**Raw data**
________________________
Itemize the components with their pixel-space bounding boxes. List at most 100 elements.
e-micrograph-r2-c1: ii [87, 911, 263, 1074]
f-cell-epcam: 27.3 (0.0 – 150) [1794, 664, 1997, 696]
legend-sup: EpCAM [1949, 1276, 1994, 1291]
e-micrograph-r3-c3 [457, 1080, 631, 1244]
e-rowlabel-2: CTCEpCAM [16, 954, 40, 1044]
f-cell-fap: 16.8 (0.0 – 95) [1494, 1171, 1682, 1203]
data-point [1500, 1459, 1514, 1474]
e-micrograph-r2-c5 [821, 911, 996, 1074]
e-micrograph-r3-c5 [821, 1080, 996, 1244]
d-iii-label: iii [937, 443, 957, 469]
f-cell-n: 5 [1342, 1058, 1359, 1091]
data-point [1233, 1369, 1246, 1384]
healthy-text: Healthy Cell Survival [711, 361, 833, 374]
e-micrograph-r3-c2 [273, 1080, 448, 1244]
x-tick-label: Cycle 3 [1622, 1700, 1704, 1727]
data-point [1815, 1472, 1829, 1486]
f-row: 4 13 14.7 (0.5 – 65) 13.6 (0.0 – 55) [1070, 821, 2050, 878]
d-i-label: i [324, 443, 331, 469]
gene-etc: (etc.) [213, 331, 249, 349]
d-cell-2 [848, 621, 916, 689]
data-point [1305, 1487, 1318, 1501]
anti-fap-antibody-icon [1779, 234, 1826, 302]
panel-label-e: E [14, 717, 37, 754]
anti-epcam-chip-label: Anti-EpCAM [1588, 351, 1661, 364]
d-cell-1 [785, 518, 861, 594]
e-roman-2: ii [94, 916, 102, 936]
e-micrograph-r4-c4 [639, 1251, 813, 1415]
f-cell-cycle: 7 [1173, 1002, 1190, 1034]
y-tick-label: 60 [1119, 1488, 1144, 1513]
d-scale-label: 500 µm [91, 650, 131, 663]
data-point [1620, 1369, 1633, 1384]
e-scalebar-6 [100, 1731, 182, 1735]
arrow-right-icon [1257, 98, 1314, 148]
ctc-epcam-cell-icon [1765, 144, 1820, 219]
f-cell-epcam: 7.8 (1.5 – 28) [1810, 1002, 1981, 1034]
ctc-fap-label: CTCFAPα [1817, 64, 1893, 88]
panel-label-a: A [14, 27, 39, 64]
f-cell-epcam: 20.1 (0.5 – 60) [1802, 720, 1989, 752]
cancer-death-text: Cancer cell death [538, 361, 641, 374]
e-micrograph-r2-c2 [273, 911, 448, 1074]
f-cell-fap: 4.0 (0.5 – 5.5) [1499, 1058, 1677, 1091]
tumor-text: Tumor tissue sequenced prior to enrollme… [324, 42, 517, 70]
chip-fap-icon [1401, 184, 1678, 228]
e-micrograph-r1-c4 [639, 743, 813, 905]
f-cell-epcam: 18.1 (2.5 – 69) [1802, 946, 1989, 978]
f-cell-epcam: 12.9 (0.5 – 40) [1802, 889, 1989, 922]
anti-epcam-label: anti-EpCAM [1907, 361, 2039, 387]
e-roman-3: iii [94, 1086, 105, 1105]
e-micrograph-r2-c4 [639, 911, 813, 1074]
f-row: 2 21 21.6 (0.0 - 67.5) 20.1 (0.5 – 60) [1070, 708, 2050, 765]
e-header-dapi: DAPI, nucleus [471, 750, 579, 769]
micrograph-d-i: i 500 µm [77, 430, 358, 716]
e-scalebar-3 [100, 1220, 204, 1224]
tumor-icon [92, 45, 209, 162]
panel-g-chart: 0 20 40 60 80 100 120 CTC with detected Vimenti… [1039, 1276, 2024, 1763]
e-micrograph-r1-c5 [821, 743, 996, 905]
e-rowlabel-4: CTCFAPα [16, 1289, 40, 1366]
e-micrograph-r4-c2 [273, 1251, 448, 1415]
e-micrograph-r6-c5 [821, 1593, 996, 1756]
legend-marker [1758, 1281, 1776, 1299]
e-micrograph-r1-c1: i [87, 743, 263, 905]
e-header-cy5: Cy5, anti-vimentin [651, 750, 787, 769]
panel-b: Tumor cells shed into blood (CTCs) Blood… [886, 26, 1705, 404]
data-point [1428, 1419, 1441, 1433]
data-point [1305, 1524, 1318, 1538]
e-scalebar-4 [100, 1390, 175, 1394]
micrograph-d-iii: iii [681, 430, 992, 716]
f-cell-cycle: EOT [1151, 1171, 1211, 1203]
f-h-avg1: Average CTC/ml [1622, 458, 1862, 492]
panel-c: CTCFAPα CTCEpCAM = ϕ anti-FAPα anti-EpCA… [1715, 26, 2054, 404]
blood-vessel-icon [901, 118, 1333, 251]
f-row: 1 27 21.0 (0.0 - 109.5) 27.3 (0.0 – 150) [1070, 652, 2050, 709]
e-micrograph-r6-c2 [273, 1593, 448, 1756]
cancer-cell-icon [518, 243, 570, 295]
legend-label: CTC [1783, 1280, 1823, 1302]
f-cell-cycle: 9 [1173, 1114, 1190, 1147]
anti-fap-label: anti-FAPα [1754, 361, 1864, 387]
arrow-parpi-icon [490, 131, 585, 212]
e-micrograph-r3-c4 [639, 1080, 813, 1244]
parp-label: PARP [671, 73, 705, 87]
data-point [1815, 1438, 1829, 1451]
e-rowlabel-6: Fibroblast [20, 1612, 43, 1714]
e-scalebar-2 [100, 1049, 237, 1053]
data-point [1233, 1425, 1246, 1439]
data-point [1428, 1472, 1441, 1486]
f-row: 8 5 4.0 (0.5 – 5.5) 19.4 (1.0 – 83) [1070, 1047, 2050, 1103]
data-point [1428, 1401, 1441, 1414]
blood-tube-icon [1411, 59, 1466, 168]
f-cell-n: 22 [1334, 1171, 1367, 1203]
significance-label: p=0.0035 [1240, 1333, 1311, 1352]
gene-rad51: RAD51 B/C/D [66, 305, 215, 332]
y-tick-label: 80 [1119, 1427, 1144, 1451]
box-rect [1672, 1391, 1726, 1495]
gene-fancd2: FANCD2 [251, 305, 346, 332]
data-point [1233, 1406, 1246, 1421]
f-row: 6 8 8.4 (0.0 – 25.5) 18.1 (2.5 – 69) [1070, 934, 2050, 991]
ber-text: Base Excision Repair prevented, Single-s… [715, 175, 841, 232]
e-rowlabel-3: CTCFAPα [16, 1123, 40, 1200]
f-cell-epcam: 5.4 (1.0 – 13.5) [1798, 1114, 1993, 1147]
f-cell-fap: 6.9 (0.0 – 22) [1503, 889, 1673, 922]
________________________
**About this exercise**
Lines with "arrow" in the records above: copy every one of them.

**Solution to this problem**
arrow-right-icon [1257, 98, 1314, 148]
arrow-parpi-icon [490, 131, 585, 212]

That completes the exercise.